[Data items]
———
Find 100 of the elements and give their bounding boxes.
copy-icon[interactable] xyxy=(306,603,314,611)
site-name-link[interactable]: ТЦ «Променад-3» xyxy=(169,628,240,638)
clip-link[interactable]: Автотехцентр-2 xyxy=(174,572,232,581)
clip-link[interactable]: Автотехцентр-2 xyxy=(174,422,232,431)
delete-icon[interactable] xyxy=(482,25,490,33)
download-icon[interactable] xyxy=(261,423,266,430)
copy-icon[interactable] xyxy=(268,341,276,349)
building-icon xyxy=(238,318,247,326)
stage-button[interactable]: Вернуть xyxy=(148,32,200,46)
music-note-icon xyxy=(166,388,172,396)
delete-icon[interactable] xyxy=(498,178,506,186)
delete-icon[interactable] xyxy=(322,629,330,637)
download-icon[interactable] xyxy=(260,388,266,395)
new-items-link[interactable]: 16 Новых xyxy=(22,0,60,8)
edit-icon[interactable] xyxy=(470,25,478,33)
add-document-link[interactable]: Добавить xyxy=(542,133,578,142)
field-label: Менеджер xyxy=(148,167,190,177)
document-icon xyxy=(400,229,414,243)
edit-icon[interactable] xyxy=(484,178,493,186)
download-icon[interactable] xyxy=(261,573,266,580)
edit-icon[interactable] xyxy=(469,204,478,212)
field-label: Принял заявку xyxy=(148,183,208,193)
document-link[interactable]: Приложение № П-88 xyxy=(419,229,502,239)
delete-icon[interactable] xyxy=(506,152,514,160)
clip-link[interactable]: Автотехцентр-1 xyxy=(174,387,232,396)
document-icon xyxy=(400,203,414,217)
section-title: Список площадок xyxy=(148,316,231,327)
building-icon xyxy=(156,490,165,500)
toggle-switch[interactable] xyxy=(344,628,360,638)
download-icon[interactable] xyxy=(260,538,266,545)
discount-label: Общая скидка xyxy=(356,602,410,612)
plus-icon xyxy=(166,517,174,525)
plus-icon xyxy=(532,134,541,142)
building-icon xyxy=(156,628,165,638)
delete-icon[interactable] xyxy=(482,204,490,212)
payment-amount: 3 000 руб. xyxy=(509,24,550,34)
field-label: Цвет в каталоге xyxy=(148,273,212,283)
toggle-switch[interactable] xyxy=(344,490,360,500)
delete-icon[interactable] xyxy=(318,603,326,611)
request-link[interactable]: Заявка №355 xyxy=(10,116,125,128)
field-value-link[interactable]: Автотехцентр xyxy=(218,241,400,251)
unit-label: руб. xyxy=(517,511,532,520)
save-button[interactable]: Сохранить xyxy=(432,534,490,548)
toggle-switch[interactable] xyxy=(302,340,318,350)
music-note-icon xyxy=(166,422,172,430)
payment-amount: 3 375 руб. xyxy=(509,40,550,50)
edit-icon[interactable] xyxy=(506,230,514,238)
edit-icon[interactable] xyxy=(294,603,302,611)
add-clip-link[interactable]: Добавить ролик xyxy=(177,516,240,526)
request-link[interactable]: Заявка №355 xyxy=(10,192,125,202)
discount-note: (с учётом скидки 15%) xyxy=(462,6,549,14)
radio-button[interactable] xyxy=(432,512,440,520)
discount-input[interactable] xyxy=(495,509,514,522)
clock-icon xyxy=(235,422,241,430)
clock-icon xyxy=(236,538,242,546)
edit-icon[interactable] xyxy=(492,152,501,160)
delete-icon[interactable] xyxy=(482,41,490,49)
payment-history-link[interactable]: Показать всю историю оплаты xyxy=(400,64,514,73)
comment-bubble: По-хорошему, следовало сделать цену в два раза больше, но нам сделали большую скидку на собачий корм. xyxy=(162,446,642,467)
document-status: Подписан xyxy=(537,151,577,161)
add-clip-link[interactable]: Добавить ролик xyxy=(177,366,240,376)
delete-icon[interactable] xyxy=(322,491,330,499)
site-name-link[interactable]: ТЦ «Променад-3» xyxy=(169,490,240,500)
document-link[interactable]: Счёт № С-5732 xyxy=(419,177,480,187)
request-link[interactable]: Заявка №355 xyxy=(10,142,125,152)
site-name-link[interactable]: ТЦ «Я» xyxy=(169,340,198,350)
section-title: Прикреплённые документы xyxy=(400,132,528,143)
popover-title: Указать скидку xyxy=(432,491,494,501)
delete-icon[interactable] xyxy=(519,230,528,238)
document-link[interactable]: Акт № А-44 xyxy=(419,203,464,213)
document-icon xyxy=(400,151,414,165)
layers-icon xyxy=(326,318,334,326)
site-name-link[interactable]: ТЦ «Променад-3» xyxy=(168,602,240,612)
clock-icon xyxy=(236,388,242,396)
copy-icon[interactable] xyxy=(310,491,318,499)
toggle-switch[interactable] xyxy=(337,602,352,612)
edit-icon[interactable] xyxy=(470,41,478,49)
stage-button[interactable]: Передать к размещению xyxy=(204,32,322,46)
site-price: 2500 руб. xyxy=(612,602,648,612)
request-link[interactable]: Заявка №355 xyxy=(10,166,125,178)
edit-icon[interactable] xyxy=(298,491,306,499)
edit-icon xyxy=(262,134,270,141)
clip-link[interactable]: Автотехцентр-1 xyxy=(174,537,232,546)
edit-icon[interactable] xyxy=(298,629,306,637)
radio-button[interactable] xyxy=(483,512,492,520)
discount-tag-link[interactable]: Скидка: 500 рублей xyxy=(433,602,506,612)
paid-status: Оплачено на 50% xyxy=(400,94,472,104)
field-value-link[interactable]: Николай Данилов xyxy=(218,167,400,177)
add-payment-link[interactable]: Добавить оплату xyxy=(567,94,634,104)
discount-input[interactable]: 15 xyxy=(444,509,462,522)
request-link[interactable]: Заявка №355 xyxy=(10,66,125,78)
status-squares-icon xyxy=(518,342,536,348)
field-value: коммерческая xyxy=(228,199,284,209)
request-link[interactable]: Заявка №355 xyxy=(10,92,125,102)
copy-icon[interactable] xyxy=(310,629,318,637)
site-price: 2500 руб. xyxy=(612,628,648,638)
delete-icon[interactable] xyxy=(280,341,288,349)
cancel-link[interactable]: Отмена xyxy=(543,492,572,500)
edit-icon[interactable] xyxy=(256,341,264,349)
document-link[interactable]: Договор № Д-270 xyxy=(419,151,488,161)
———
Duplicate the items from the beginning of the list through the line containing "add-document-link[interactable]: Добавить xyxy=(542,133,578,142)", with both ends included.

Problem solution.
Find 100 of the elements and give their bounding boxes.
copy-icon[interactable] xyxy=(306,603,314,611)
site-name-link[interactable]: ТЦ «Променад-3» xyxy=(169,628,240,638)
clip-link[interactable]: Автотехцентр-2 xyxy=(174,572,232,581)
clip-link[interactable]: Автотехцентр-2 xyxy=(174,422,232,431)
delete-icon[interactable] xyxy=(482,25,490,33)
download-icon[interactable] xyxy=(261,423,266,430)
copy-icon[interactable] xyxy=(268,341,276,349)
building-icon xyxy=(238,318,247,326)
stage-button[interactable]: Вернуть xyxy=(148,32,200,46)
music-note-icon xyxy=(166,388,172,396)
delete-icon[interactable] xyxy=(498,178,506,186)
delete-icon[interactable] xyxy=(322,629,330,637)
download-icon[interactable] xyxy=(260,388,266,395)
new-items-link[interactable]: 16 Новых xyxy=(22,0,60,8)
edit-icon[interactable] xyxy=(470,25,478,33)
add-document-link[interactable]: Добавить xyxy=(542,133,578,142)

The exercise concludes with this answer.